*WHAT YOU HAVE TO DO*
Without further comment, state how many lines in the listing below contain the word "βασιλεὺς".

*MATERIAL PROVIDED*
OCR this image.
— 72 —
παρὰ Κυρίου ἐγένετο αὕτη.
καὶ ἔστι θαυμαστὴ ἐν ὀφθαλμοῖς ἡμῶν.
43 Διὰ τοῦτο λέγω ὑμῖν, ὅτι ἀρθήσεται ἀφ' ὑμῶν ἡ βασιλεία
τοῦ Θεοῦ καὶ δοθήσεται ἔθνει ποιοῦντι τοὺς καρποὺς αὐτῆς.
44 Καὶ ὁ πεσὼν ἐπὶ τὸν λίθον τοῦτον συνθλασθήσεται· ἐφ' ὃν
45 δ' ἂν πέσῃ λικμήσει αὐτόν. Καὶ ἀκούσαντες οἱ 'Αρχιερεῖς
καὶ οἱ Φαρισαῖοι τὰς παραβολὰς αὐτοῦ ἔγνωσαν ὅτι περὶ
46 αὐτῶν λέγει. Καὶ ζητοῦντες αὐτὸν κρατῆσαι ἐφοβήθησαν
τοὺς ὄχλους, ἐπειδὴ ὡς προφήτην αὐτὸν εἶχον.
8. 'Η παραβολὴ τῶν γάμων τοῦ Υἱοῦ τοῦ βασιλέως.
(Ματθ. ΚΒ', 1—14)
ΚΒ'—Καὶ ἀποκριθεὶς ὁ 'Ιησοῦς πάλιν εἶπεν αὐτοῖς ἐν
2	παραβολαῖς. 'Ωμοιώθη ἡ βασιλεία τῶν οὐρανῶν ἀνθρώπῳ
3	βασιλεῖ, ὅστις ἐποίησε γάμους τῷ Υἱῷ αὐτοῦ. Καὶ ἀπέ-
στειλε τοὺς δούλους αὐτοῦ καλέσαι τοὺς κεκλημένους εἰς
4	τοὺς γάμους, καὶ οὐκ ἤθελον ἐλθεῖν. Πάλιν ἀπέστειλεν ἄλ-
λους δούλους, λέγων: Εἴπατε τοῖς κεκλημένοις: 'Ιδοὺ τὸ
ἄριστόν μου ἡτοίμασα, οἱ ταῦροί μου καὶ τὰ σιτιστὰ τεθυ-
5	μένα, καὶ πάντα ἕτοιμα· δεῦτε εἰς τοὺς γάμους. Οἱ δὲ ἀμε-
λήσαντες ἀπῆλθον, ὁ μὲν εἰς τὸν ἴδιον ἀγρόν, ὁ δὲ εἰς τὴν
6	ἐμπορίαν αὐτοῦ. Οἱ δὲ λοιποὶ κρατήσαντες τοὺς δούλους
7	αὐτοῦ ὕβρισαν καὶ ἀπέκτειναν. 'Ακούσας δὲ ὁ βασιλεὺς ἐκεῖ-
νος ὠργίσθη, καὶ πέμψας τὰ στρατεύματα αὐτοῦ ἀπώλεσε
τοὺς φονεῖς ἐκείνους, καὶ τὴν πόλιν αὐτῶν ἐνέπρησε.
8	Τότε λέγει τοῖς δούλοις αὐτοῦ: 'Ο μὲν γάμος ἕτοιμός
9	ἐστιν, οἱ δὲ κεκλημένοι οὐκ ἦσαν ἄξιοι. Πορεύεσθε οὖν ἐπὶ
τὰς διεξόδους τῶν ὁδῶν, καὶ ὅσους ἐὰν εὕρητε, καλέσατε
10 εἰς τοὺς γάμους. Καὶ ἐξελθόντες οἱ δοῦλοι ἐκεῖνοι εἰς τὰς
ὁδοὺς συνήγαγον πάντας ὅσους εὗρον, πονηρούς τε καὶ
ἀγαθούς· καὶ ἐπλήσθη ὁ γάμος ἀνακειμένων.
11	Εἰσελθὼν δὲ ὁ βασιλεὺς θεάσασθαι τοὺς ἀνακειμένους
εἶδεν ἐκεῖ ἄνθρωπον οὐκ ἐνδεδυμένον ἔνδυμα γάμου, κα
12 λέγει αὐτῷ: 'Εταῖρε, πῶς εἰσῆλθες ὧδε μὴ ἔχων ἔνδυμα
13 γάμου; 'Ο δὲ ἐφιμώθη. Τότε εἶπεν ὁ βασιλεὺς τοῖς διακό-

*RESULT OF THE TASK*
3